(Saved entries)
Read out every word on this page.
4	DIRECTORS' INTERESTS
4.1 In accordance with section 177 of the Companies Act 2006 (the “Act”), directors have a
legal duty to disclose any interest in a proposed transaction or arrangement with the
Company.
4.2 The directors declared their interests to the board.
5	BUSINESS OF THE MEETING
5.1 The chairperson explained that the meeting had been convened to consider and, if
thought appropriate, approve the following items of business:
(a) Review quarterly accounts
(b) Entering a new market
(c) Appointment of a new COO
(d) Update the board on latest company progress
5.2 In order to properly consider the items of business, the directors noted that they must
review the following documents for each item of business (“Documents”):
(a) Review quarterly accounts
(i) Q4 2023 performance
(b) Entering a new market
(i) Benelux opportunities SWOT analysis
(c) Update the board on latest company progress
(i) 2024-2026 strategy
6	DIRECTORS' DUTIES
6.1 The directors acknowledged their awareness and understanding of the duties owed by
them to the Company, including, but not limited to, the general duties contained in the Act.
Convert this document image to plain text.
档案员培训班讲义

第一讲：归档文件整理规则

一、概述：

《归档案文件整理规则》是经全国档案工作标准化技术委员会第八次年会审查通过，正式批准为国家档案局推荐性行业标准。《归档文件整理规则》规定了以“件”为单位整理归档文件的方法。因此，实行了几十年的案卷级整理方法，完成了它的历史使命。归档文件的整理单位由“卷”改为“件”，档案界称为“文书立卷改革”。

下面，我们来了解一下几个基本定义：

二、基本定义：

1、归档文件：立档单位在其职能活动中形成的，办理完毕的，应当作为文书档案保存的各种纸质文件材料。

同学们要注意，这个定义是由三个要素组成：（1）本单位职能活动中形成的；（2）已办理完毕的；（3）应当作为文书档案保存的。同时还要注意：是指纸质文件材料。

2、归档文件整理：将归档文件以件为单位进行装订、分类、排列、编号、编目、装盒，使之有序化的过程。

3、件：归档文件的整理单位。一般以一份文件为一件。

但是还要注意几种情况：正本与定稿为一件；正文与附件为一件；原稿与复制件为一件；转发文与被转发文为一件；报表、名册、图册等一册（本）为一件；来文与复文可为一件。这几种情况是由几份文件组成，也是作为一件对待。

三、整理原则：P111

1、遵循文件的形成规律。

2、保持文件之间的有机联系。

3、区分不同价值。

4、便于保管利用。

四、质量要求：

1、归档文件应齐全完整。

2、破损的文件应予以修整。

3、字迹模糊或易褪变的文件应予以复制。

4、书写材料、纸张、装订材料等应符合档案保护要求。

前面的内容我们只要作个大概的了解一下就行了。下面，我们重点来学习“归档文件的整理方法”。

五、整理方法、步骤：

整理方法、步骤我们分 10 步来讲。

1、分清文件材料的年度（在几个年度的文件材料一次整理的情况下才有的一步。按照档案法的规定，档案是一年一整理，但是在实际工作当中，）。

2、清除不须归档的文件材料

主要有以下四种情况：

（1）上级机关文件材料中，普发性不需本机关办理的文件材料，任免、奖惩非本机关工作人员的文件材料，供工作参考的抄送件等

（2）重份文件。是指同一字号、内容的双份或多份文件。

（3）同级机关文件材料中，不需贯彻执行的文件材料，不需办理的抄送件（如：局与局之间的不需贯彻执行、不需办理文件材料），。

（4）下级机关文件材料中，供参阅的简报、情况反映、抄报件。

Problem description
Repeat all of the entries exactly.

Right answer
Read out every word on this page.
4	DIRECTORS' INTERESTS
4.1 In accordance with section 177 of the Companies Act 2006 (the “Act”), directors have a
legal duty to disclose any interest in a proposed transaction or arrangement with the
Company.
4.2 The directors declared their interests to the board.
5	BUSINESS OF THE MEETING
5.1 The chairperson explained that the meeting had been convened to consider and, if
thought appropriate, approve the following items of business:
(a) Review quarterly accounts
(b) Entering a new market
(c) Appointment of a new COO
(d) Update the board on latest company progress
5.2 In order to properly consider the items of business, the directors noted that they must
review the following documents for each item of business (“Documents”):
(a) Review quarterly accounts
(i) Q4 2023 performance
(b) Entering a new market
(i) Benelux opportunities SWOT analysis
(c) Update the board on latest company progress
(i) 2024-2026 strategy
6	DIRECTORS' DUTIES
6.1 The directors acknowledged their awareness and understanding of the duties owed by
them to the Company, including, but not limited to, the general duties contained in the Act.
Convert this document image to plain text.
档案员培训班讲义

第一讲：归档文件整理规则

一、概述：

《归档案文件整理规则》是经全国档案工作标准化技术委员会第八次年会审查通过，正式批准为国家档案局推荐性行业标准。《归档文件整理规则》规定了以“件”为单位整理归档文件的方法。因此，实行了几十年的案卷级整理方法，完成了它的历史使命。归档文件的整理单位由“卷”改为“件”，档案界称为“文书立卷改革”。

下面，我们来了解一下几个基本定义：

二、基本定义：

1、归档文件：立档单位在其职能活动中形成的，办理完毕的，应当作为文书档案保存的各种纸质文件材料。

同学们要注意，这个定义是由三个要素组成：（1）本单位职能活动中形成的；（2）已办理完毕的；（3）应当作为文书档案保存的。同时还要注意：是指纸质文件材料。

2、归档文件整理：将归档文件以件为单位进行装订、分类、排列、编号、编目、装盒，使之有序化的过程。

3、件：归档文件的整理单位。一般以一份文件为一件。

但是还要注意几种情况：正本与定稿为一件；正文与附件为一件；原稿与复制件为一件；转发文与被转发文为一件；报表、名册、图册等一册（本）为一件；来文与复文可为一件。这几种情况是由几份文件组成，也是作为一件对待。

三、整理原则：P111

1、遵循文件的形成规律。

2、保持文件之间的有机联系。

3、区分不同价值。

4、便于保管利用。

四、质量要求：

1、归档文件应齐全完整。

2、破损的文件应予以修整。

3、字迹模糊或易褪变的文件应予以复制。

4、书写材料、纸张、装订材料等应符合档案保护要求。

前面的内容我们只要作个大概的了解一下就行了。下面，我们重点来学习“归档文件的整理方法”。

五、整理方法、步骤：

整理方法、步骤我们分 10 步来讲。

1、分清文件材料的年度（在几个年度的文件材料一次整理的情况下才有的一步。按照档案法的规定，档案是一年一整理，但是在实际工作当中，）。

2、清除不须归档的文件材料

主要有以下四种情况：

（1）上级机关文件材料中，普发性不需本机关办理的文件材料，任免、奖惩非本机关工作人员的文件材料，供工作参考的抄送件等

（2）重份文件。是指同一字号、内容的双份或多份文件。

（3）同级机关文件材料中，不需贯彻执行的文件材料，不需办理的抄送件（如：局与局之间的不需贯彻执行、不需办理文件材料），。

（4）下级机关文件材料中，供参阅的简报、情况反映、抄报件。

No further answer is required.